=== Available data ===

+ + + + + + +

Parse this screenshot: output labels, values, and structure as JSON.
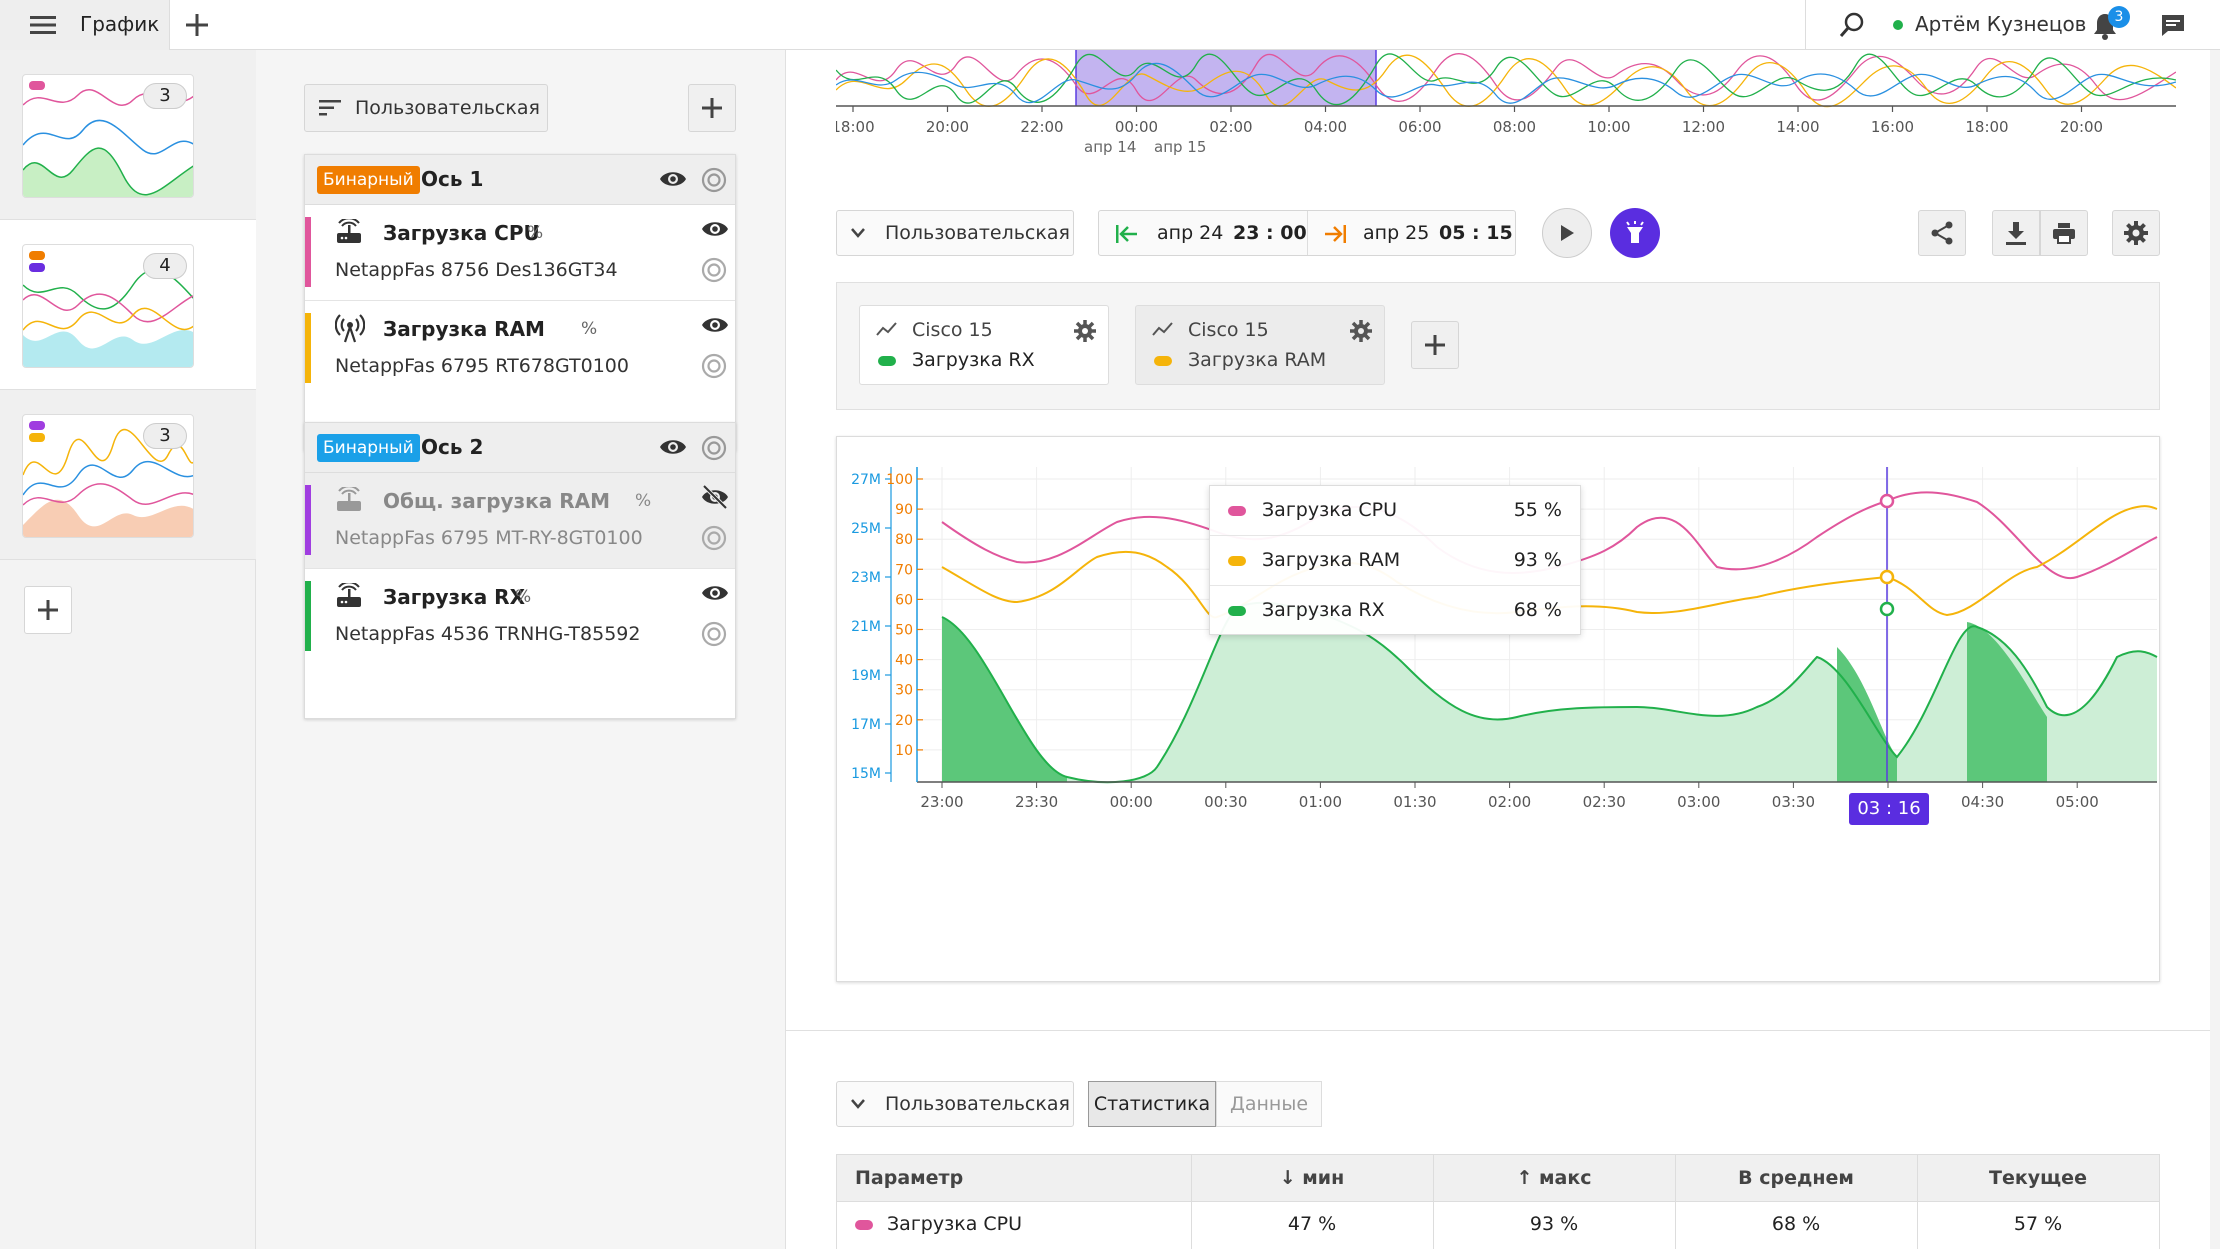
{
  "header": {
    "menu_icon": "menu-icon",
    "tab_title": "График",
    "add_icon": "plus-icon",
    "search_icon": "search-icon",
    "user_name": "Артём Кузнецов",
    "notification_count": "3"
  },
  "thumbnails": [
    {
      "count": "3"
    },
    {
      "count": "4"
    },
    {
      "count": "3"
    }
  ],
  "axes_panel": {
    "view_label": "Пользовательская",
    "axes": [
      {
        "tag": "Бинарный",
        "tag_color": "#f07d00",
        "title": "Ось 1",
        "items": [
          {
            "name": "Загрузка CPU",
            "unit": "%",
            "device": "NetappFas 8756 Des136GT34",
            "color": "#e0569c",
            "icon": "router-icon",
            "hidden": false
          },
          {
            "name": "Загрузка RAM",
            "unit": "%",
            "device": "NetappFas 6795 RT678GT0100",
            "color": "#f5b40a",
            "icon": "antenna-icon",
            "hidden": false
          }
        ]
      },
      {
        "tag": "Бинарный",
        "tag_color": "#1aa0e8",
        "title": "Ось 2",
        "items": [
          {
            "name": "Общ. загрузка RAM",
            "unit": "%",
            "device": "NetappFas 6795 MT-RY-8GT0100",
            "color": "#a03de0",
            "icon": "router-icon",
            "hidden": true
          },
          {
            "name": "Загрузка RX",
            "unit": "%",
            "device": "NetappFas 4536 TRNHG-T85592",
            "color": "#21b04b",
            "icon": "router-icon",
            "hidden": false
          }
        ]
      }
    ]
  },
  "overview": {
    "ticks": [
      "18:00",
      "20:00",
      "22:00",
      "00:00",
      "02:00",
      "04:00",
      "06:00",
      "08:00",
      "10:00",
      "12:00",
      "14:00",
      "16:00",
      "18:00",
      "20:00"
    ],
    "date1": "апр 14",
    "date2": "апр 15"
  },
  "controls": {
    "view_label": "Пользовательская",
    "from_date": "апр 24",
    "from_time": "23 : 00",
    "to_date": "апр 25",
    "to_time": "05 : 15"
  },
  "series_cards": [
    {
      "device": "Cisco 15",
      "metric": "Загрузка RX",
      "color": "#21b04b"
    },
    {
      "device": "Cisco 15",
      "metric": "Загрузка RAM",
      "color": "#f5b40a"
    }
  ],
  "chart_data": {
    "type": "line",
    "x": [
      "23:00",
      "23:30",
      "00:00",
      "00:30",
      "01:00",
      "01:30",
      "02:00",
      "02:30",
      "03:00",
      "03:30",
      "04:00",
      "04:30",
      "05:00"
    ],
    "y_left_ticks": [
      "27M",
      "25M",
      "23M",
      "21M",
      "19M",
      "17M",
      "15M"
    ],
    "y_right_ticks": [
      "100",
      "90",
      "80",
      "70",
      "60",
      "50",
      "40",
      "30",
      "20",
      "10"
    ],
    "cursor_time": "03 : 16",
    "series": [
      {
        "name": "Загрузка CPU",
        "value": "55 %",
        "color": "#e0569c"
      },
      {
        "name": "Загрузка RAM",
        "value": "93 %",
        "color": "#f5b40a"
      },
      {
        "name": "Загрузка RX",
        "value": "68 %",
        "color": "#21b04b"
      }
    ]
  },
  "stats": {
    "view_label": "Пользовательская",
    "tab_stats": "Статистика",
    "tab_data": "Данные",
    "headers": [
      "Параметр",
      "↓ мин",
      "↑ макс",
      "В среднем",
      "Текущее"
    ],
    "rows": [
      {
        "param": "Загрузка CPU",
        "color": "#e0569c",
        "min": "47 %",
        "max": "93 %",
        "avg": "68 %",
        "cur": "57 %"
      }
    ]
  }
}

+ + + + + + +

=== Set exercise ===
Restate the full listing verbatim and drop every picture.

=== Solved exercise ===
Parse this screenshot: output labels, values, and structure as JSON.
{
  "header": {
    "menu_icon": "menu-icon",
    "tab_title": "График",
    "add_icon": "plus-icon",
    "search_icon": "search-icon",
    "user_name": "Артём Кузнецов",
    "notification_count": "3"
  },
  "thumbnails": [
    {
      "count": "3"
    },
    {
      "count": "4"
    },
    {
      "count": "3"
    }
  ],
  "axes_panel": {
    "view_label": "Пользовательская",
    "axes": [
      {
        "tag": "Бинарный",
        "tag_color": "#f07d00",
        "title": "Ось 1",
        "items": [
          {
            "name": "Загрузка CPU",
            "unit": "%",
            "device": "NetappFas 8756 Des136GT34",
            "color": "#e0569c",
            "icon": "router-icon",
            "hidden": false
          },
          {
            "name": "Загрузка RAM",
            "unit": "%",
            "device": "NetappFas 6795 RT678GT0100",
            "color": "#f5b40a",
            "icon": "antenna-icon",
            "hidden": false
          }
        ]
      },
      {
        "tag": "Бинарный",
        "tag_color": "#1aa0e8",
        "title": "Ось 2",
        "items": [
          {
            "name": "Общ. загрузка RAM",
            "unit": "%",
            "device": "NetappFas 6795 MT-RY-8GT0100",
            "color": "#a03de0",
            "icon": "router-icon",
            "hidden": true
          },
          {
            "name": "Загрузка RX",
            "unit": "%",
            "device": "NetappFas 4536 TRNHG-T85592",
            "color": "#21b04b",
            "icon": "router-icon",
            "hidden": false
          }
        ]
      }
    ]
  },
  "overview": {
    "ticks": [
      "18:00",
      "20:00",
      "22:00",
      "00:00",
      "02:00",
      "04:00",
      "06:00",
      "08:00",
      "10:00",
      "12:00",
      "14:00",
      "16:00",
      "18:00",
      "20:00"
    ],
    "date1": "апр 14",
    "date2": "апр 15"
  },
  "controls": {
    "view_label": "Пользовательская",
    "from_date": "апр 24",
    "from_time": "23 : 00",
    "to_date": "апр 25",
    "to_time": "05 : 15"
  },
  "series_cards": [
    {
      "device": "Cisco 15",
      "metric": "Загрузка RX",
      "color": "#21b04b"
    },
    {
      "device": "Cisco 15",
      "metric": "Загрузка RAM",
      "color": "#f5b40a"
    }
  ],
  "chart_data": {
    "type": "line",
    "x": [
      "23:00",
      "23:30",
      "00:00",
      "00:30",
      "01:00",
      "01:30",
      "02:00",
      "02:30",
      "03:00",
      "03:30",
      "04:00",
      "04:30",
      "05:00"
    ],
    "y_left_ticks": [
      "27M",
      "25M",
      "23M",
      "21M",
      "19M",
      "17M",
      "15M"
    ],
    "y_right_ticks": [
      "100",
      "90",
      "80",
      "70",
      "60",
      "50",
      "40",
      "30",
      "20",
      "10"
    ],
    "cursor_time": "03 : 16",
    "series": [
      {
        "name": "Загрузка CPU",
        "value": "55 %",
        "color": "#e0569c"
      },
      {
        "name": "Загрузка RAM",
        "value": "93 %",
        "color": "#f5b40a"
      },
      {
        "name": "Загрузка RX",
        "value": "68 %",
        "color": "#21b04b"
      }
    ]
  },
  "stats": {
    "view_label": "Пользовательская",
    "tab_stats": "Статистика",
    "tab_data": "Данные",
    "headers": [
      "Параметр",
      "↓ мин",
      "↑ макс",
      "В среднем",
      "Текущее"
    ],
    "rows": [
      {
        "param": "Загрузка CPU",
        "color": "#e0569c",
        "min": "47 %",
        "max": "93 %",
        "avg": "68 %",
        "cur": "57 %"
      }
    ]
  }
}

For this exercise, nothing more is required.